:: Set task ::
Pick out each line of the records in which the word "indicates" appears.

:: Data provided ::
════════════════

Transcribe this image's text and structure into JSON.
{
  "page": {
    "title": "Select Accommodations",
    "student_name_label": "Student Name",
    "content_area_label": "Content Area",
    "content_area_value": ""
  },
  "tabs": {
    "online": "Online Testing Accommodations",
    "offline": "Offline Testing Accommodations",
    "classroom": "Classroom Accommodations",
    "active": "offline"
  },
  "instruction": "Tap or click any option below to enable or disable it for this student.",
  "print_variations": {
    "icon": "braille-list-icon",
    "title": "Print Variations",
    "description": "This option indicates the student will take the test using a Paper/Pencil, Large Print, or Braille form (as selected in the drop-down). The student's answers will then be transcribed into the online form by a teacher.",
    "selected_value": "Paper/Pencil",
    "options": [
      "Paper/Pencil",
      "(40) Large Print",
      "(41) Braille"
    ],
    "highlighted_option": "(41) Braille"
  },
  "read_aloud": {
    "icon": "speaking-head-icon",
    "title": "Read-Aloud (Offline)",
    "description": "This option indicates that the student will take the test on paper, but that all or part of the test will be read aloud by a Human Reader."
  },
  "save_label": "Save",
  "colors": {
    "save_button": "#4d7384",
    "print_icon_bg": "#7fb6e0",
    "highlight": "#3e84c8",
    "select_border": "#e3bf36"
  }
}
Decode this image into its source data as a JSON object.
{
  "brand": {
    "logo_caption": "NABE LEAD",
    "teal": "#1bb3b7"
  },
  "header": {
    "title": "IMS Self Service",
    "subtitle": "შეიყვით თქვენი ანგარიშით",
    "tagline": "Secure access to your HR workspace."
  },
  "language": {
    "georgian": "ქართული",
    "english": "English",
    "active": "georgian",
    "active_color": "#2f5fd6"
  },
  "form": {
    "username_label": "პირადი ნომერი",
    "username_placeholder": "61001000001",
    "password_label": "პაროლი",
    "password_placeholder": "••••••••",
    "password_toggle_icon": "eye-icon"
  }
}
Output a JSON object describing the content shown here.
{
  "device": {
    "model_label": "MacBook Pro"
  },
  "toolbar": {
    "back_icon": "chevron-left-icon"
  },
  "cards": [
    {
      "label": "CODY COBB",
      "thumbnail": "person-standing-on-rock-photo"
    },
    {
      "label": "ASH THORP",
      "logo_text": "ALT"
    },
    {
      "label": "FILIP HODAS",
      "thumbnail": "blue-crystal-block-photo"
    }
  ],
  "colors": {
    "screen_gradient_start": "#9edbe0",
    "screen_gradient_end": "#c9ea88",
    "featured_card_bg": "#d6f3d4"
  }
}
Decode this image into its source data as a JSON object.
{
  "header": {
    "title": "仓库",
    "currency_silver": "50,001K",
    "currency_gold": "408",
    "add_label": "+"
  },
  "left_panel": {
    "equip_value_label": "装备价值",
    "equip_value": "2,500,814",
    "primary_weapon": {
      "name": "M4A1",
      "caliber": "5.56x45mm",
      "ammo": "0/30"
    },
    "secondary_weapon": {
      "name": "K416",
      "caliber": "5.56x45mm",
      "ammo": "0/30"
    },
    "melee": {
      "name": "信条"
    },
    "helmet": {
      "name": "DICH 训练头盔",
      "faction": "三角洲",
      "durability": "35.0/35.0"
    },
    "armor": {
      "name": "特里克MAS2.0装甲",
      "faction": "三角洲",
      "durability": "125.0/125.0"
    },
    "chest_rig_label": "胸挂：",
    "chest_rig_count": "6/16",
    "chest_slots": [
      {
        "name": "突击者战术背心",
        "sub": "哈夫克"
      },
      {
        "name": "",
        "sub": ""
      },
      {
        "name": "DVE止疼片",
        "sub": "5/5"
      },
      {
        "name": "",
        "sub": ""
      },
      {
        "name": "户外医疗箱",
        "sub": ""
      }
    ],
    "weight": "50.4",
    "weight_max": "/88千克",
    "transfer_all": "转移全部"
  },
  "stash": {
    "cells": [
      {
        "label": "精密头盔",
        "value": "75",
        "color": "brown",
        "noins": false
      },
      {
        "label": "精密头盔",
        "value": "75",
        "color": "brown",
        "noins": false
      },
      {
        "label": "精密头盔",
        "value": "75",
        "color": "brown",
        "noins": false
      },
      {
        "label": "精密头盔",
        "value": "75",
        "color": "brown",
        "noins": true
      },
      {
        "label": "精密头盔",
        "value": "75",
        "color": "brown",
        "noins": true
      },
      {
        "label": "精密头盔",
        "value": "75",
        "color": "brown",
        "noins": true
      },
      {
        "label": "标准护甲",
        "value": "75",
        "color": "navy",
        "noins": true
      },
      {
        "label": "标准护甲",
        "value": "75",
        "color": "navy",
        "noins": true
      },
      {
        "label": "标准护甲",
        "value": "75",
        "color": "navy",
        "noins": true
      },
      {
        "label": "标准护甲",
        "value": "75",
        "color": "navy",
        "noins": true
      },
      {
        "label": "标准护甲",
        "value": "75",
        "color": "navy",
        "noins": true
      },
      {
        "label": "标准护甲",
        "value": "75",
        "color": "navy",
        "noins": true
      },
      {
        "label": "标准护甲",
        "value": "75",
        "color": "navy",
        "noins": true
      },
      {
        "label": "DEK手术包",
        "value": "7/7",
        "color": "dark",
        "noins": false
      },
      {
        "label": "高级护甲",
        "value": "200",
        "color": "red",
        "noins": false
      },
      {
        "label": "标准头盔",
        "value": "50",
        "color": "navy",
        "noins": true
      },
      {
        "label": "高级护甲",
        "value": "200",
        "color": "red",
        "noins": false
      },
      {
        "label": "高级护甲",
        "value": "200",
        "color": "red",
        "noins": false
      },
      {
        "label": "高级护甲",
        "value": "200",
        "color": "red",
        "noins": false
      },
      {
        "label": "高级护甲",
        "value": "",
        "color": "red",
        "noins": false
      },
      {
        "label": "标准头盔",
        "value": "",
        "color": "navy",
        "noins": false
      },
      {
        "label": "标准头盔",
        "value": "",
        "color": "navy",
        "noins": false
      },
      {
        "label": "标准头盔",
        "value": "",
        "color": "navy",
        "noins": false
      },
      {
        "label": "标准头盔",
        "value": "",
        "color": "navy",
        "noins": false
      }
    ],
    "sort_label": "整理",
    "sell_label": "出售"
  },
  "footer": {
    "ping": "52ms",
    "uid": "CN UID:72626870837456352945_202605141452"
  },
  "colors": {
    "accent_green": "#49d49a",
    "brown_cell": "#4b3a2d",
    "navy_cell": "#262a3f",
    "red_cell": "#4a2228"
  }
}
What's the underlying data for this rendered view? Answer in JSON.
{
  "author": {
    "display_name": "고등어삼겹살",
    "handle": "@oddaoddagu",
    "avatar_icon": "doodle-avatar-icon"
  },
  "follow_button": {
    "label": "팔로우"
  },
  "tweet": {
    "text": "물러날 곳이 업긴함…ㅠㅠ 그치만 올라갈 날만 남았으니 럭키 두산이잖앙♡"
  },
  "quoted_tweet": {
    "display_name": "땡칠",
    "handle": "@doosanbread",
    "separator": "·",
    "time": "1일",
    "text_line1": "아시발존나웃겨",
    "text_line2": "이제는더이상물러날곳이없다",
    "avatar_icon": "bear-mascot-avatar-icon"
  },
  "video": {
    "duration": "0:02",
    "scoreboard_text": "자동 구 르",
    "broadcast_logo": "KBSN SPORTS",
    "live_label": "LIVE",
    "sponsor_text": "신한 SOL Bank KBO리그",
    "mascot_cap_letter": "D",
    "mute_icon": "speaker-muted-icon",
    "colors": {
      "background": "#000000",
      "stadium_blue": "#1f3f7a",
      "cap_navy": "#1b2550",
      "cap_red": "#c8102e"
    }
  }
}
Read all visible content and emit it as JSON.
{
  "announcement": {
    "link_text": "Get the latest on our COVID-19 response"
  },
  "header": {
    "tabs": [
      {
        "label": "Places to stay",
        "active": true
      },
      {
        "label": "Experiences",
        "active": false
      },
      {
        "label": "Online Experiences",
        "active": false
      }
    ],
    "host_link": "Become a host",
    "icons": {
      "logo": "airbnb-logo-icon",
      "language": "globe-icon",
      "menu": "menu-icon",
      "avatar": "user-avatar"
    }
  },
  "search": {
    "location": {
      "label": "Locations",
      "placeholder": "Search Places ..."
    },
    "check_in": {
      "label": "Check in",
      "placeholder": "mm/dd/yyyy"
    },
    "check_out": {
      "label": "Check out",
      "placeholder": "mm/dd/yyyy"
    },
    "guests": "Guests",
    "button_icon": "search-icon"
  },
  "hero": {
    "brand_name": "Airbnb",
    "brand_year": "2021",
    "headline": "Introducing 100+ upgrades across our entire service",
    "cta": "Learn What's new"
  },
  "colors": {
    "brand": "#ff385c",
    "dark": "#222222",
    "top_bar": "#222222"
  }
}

════════════════

:: Solution ::
    "description": "This option indicates the student will take the test using a Paper/Pencil, Large Print, or Braille form (as selected in the drop-down). The student's answers will then be transcribed into the online form by a teacher.",
    "description": "This option indicates that the student will take the test on paper, but that all or part of the test will be read aloud by a Human Reader."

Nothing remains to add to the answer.